**TO BE DONE**
Look through the data below and return each line where "What" appears.

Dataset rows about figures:
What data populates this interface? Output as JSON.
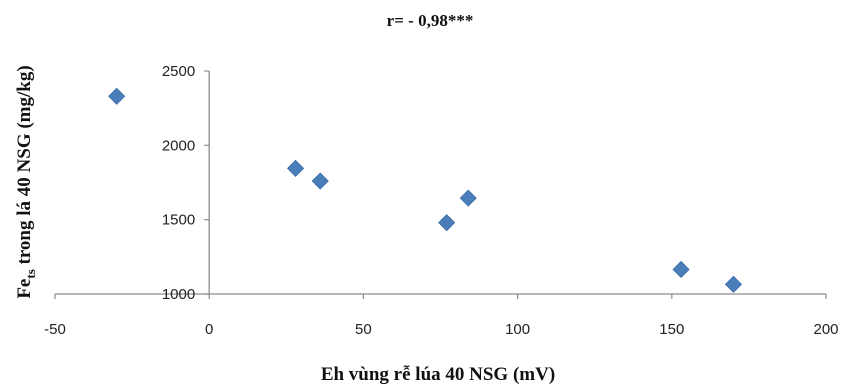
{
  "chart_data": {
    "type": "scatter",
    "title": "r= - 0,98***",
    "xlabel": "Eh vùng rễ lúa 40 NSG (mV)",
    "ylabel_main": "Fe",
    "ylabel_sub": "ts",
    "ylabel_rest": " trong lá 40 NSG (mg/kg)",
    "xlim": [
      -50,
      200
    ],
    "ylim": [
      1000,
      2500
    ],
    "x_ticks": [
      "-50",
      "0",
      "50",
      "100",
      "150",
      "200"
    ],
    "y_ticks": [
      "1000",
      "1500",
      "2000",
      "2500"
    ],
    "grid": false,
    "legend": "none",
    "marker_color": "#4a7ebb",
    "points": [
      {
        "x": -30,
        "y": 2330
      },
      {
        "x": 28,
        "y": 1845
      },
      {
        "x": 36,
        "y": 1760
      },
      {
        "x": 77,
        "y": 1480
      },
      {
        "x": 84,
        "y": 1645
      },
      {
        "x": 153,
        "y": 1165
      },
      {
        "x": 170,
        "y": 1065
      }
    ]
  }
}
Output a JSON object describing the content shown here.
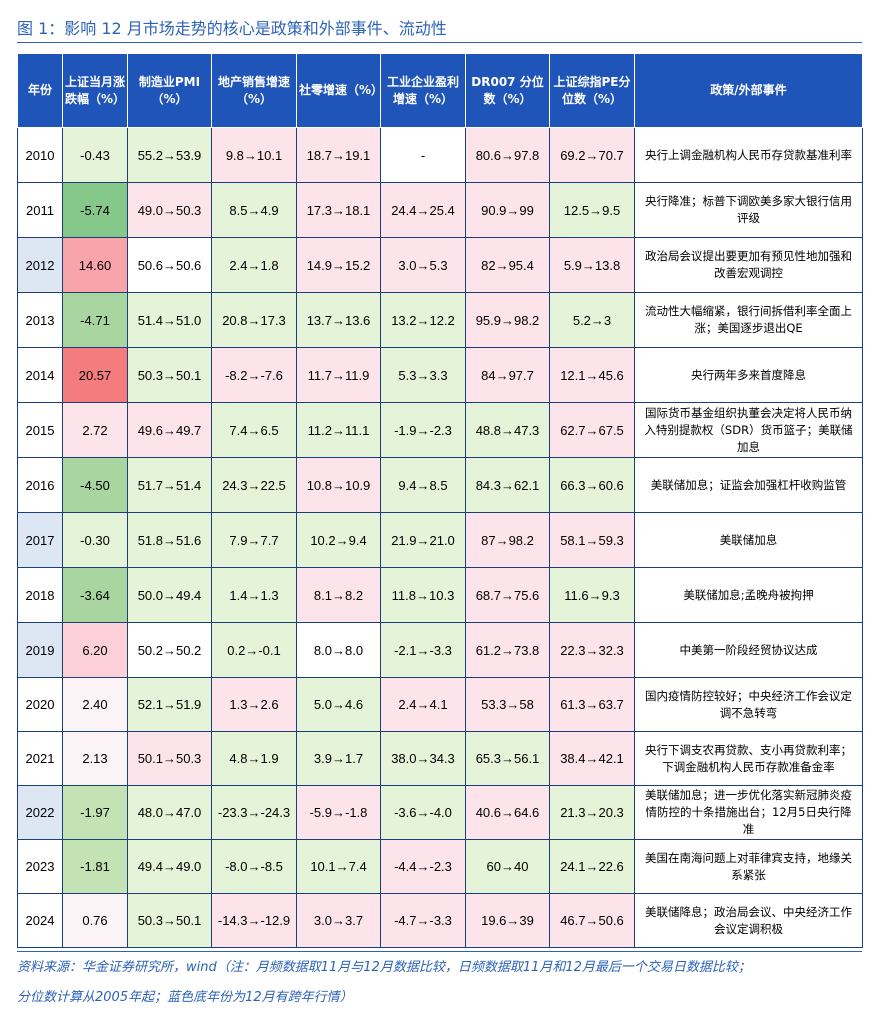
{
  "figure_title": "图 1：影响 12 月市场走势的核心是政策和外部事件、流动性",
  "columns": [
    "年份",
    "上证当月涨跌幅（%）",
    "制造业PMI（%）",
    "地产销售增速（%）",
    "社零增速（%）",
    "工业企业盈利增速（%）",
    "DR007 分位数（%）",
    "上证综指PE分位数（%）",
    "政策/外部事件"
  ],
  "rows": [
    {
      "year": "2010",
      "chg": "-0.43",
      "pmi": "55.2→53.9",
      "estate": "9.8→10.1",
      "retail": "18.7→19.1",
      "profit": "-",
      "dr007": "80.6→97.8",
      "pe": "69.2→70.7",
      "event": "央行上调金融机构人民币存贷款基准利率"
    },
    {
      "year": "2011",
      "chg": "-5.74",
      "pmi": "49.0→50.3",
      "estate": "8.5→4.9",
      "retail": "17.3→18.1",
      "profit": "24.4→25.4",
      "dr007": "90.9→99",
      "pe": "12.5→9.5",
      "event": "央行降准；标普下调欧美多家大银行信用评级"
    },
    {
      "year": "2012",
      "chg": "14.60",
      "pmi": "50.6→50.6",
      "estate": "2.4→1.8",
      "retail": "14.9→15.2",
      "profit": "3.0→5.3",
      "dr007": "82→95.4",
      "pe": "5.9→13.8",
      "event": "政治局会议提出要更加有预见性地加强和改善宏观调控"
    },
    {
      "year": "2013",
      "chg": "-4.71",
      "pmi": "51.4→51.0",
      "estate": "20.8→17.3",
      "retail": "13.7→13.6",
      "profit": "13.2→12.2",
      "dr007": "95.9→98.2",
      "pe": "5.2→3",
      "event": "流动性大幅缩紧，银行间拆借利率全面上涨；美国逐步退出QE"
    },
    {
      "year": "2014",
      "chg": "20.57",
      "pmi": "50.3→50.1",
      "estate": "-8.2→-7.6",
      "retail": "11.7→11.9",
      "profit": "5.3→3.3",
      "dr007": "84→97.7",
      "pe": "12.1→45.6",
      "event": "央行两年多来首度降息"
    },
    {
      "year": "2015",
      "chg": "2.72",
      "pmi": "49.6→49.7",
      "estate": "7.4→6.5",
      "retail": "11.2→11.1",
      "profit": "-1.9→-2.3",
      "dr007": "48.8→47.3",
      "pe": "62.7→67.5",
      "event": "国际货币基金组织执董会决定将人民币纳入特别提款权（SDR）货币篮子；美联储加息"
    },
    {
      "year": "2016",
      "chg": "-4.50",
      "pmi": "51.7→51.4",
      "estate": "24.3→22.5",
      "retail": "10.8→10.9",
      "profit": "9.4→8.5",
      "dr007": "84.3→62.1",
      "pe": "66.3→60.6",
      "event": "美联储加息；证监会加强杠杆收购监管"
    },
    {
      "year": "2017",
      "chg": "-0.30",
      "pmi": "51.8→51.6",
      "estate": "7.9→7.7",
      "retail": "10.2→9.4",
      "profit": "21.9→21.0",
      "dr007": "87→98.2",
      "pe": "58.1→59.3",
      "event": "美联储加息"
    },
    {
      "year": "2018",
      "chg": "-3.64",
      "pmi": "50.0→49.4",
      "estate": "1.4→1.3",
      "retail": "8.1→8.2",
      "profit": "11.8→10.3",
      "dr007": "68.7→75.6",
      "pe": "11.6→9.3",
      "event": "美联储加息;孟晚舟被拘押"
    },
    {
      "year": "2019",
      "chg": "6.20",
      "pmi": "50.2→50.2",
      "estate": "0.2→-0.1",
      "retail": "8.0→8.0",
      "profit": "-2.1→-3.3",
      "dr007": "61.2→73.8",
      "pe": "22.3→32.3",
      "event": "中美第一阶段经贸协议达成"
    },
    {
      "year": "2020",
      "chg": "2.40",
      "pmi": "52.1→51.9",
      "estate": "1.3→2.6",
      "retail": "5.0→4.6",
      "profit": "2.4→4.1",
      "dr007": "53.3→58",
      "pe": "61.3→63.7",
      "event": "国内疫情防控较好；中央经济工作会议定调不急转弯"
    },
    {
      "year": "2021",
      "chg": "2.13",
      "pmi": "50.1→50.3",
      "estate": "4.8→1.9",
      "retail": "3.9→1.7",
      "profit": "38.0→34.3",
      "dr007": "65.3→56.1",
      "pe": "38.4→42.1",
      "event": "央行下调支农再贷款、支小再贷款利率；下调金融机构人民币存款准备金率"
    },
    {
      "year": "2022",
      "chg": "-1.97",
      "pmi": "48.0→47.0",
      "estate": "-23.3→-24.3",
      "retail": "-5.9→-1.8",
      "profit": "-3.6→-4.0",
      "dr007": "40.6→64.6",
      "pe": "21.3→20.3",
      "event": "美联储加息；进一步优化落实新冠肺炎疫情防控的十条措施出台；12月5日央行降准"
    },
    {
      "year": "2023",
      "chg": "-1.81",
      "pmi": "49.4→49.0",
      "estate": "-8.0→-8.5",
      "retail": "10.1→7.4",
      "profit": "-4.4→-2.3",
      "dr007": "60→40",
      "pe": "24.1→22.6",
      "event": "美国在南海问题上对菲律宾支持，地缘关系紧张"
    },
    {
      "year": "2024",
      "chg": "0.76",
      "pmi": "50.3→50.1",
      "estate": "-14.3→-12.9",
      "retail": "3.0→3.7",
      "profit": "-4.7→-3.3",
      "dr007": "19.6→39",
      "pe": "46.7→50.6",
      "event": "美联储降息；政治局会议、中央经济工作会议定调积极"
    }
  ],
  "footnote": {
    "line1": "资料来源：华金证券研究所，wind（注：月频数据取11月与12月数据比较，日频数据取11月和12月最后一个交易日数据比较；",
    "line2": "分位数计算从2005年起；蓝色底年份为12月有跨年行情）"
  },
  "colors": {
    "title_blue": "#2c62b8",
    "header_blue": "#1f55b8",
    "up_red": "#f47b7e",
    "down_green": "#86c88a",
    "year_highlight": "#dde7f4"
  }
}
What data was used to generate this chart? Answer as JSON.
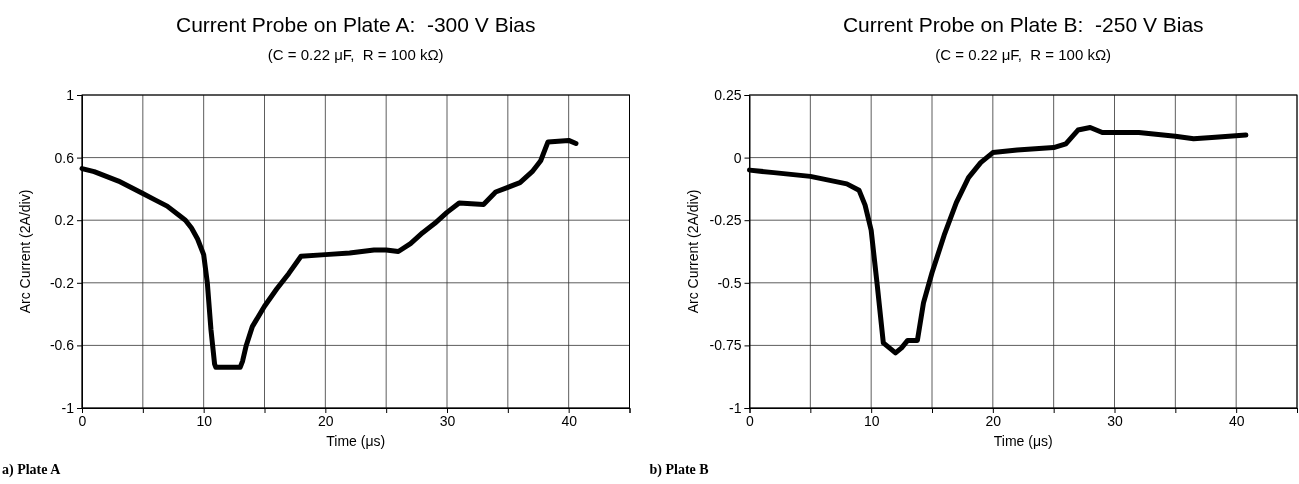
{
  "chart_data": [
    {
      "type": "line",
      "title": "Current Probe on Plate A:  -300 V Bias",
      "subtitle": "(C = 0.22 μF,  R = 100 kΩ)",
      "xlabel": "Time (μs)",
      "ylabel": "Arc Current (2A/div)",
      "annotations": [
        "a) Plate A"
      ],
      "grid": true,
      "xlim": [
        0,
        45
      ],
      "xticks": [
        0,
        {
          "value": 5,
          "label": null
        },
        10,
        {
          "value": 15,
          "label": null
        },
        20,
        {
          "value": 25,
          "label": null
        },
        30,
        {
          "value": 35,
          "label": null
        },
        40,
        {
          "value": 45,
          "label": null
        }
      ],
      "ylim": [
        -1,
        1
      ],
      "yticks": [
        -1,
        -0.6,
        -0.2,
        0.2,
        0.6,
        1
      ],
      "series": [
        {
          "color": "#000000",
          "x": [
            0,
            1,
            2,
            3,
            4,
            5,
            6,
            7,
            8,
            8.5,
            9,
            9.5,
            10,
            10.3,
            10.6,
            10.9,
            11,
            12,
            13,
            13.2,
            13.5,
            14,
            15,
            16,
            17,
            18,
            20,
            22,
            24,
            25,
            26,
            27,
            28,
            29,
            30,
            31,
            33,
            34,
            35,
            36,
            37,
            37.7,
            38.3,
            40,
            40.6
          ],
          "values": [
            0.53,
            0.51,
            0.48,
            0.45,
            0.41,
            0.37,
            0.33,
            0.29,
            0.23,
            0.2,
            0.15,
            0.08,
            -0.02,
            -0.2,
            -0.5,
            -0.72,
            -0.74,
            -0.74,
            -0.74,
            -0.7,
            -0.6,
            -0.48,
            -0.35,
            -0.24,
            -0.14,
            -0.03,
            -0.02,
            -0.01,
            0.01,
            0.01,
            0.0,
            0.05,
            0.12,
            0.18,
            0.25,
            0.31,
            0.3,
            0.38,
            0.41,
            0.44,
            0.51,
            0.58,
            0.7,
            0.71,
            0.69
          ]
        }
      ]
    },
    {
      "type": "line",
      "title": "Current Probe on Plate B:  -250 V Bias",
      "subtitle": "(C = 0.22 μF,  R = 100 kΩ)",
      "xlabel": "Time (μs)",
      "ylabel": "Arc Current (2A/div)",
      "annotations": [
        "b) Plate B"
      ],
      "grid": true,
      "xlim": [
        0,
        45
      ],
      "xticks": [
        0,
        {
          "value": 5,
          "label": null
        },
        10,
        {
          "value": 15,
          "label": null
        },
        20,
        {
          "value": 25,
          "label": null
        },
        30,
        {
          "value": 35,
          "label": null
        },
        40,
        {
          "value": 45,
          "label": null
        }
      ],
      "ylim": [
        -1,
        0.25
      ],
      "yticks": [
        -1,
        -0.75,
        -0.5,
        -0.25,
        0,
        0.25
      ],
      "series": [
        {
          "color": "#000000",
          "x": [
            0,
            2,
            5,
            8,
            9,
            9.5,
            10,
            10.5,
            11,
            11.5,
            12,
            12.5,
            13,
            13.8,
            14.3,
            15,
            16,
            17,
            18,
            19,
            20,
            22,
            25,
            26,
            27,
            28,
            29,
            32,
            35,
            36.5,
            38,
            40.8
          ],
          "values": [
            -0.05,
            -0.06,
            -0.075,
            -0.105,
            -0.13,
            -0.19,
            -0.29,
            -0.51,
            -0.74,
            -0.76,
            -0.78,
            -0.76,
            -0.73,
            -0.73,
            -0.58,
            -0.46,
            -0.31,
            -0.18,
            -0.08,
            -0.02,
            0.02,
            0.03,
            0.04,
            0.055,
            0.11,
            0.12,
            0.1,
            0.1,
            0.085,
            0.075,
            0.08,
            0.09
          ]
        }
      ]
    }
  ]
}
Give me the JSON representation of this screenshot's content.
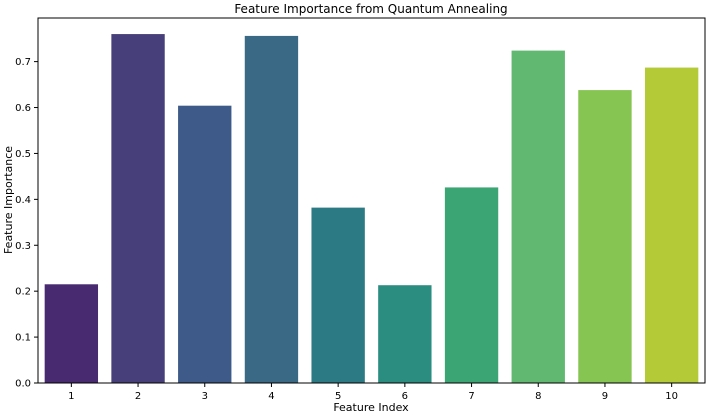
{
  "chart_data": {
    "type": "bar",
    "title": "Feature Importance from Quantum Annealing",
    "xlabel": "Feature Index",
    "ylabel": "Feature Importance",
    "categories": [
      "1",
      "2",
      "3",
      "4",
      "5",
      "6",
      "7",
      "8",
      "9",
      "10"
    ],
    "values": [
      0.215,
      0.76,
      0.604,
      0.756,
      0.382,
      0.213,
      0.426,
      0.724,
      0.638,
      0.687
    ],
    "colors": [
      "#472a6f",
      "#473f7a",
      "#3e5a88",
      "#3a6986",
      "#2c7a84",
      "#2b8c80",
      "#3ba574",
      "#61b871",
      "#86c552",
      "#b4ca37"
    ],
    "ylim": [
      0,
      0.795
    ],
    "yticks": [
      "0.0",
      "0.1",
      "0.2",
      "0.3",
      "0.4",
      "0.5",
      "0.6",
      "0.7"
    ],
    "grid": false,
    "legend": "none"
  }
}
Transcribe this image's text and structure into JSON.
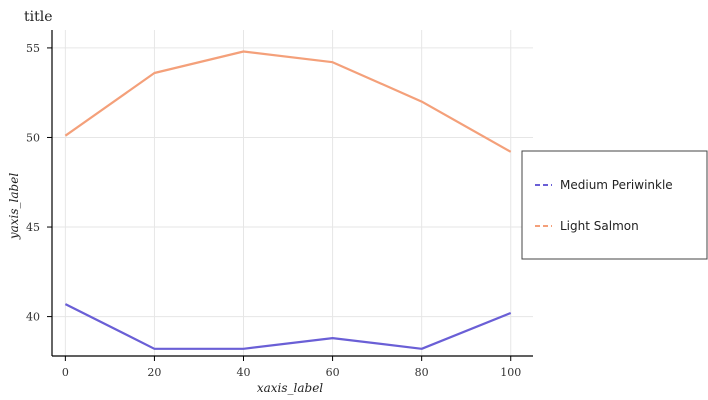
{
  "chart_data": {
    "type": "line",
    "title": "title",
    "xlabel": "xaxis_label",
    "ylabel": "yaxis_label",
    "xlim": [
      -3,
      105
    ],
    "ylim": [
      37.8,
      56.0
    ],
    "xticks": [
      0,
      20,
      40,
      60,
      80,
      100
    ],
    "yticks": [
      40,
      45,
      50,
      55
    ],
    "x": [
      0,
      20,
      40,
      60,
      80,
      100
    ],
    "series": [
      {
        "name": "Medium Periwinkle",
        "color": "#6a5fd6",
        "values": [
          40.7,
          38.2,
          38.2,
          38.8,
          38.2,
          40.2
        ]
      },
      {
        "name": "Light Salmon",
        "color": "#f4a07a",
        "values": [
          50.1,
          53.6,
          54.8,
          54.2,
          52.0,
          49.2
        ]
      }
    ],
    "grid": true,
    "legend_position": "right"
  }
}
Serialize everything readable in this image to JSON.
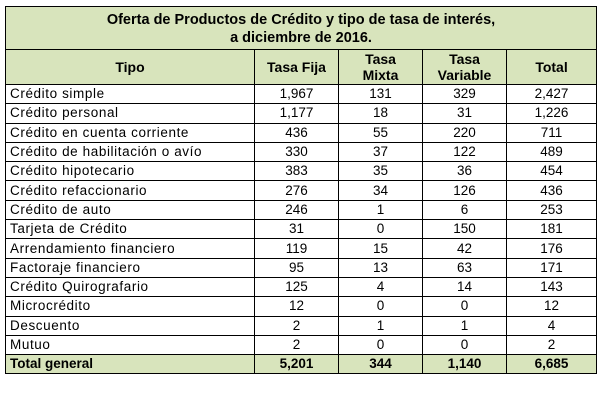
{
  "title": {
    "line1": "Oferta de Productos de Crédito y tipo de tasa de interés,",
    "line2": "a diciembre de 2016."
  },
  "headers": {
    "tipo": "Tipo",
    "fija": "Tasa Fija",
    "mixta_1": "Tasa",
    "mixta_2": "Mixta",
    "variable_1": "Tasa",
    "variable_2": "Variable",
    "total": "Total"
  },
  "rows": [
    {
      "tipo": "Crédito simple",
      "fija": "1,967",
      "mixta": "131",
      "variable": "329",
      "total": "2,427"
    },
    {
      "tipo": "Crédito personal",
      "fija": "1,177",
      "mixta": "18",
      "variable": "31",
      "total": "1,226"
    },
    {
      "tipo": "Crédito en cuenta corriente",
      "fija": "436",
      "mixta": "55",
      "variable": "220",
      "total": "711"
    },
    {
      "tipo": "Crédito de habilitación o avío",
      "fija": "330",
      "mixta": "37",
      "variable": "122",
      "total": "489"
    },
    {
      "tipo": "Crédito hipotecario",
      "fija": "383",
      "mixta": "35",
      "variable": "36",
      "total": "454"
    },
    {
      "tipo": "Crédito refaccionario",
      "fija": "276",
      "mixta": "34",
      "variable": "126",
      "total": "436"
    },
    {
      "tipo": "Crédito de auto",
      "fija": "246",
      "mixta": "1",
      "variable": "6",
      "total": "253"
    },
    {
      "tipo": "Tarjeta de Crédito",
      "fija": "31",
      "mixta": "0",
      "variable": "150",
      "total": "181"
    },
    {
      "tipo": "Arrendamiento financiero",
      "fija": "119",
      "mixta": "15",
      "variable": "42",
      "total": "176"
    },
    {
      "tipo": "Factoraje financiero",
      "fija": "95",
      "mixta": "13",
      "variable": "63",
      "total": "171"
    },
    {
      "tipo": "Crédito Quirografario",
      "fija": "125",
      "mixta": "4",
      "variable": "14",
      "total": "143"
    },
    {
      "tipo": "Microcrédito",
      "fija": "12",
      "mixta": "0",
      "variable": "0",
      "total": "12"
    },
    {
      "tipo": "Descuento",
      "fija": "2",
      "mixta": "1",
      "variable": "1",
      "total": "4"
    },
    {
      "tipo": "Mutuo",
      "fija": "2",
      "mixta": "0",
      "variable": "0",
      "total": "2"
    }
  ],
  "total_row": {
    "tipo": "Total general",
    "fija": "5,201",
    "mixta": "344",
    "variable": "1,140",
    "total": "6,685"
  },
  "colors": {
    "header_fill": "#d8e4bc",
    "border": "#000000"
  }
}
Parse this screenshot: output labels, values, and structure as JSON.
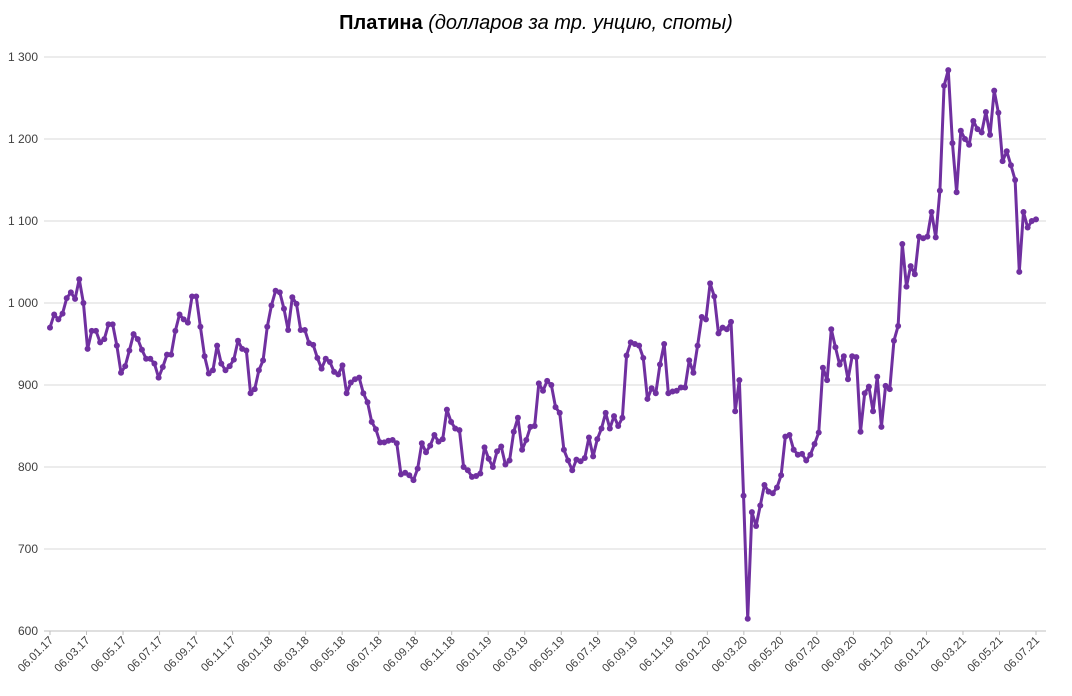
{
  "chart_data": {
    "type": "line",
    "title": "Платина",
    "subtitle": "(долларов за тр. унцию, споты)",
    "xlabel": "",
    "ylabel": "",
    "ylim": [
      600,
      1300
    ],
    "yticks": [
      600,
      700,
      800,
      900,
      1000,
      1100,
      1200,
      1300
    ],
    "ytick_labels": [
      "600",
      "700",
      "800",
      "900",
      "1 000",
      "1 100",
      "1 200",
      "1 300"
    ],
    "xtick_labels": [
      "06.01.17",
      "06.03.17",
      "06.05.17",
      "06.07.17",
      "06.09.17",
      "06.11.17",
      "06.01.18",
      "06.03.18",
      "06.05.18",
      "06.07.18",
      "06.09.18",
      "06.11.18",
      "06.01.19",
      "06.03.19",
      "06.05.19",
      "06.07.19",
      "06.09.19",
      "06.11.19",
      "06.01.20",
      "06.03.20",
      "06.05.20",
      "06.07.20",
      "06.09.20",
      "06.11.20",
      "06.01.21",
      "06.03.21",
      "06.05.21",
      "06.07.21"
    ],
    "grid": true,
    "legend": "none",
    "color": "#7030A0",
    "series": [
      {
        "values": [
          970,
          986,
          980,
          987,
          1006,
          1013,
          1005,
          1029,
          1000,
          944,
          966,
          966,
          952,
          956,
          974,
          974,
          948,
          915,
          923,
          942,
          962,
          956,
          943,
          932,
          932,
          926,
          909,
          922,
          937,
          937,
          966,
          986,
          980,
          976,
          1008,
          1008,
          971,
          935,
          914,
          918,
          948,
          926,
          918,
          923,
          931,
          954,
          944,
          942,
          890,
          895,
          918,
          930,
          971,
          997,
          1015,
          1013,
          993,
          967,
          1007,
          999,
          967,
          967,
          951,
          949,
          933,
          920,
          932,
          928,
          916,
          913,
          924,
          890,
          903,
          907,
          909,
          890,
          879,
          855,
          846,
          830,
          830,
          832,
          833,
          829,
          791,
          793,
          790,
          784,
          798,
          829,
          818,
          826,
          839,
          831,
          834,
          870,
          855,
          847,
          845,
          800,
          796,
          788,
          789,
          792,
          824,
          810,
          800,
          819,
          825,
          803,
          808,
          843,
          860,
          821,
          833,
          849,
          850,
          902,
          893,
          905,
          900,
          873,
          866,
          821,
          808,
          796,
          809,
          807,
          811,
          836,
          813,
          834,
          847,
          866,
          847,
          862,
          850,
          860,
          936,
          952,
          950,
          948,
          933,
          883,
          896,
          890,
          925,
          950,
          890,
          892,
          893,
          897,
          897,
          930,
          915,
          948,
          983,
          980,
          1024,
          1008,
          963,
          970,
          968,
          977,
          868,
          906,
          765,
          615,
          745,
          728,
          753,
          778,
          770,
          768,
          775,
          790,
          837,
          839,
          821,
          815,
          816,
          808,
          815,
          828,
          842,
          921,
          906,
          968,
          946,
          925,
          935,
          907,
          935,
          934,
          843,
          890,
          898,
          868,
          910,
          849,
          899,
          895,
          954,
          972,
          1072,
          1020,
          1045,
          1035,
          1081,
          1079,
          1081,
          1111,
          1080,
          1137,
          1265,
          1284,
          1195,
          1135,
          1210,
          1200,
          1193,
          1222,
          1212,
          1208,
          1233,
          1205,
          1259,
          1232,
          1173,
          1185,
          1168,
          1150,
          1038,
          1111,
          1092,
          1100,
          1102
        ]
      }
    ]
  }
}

**SOLUTION FOR THIS TASK**
What data populates this interface? Output as JSON.
What data was used to generate this chart? Answer as JSON.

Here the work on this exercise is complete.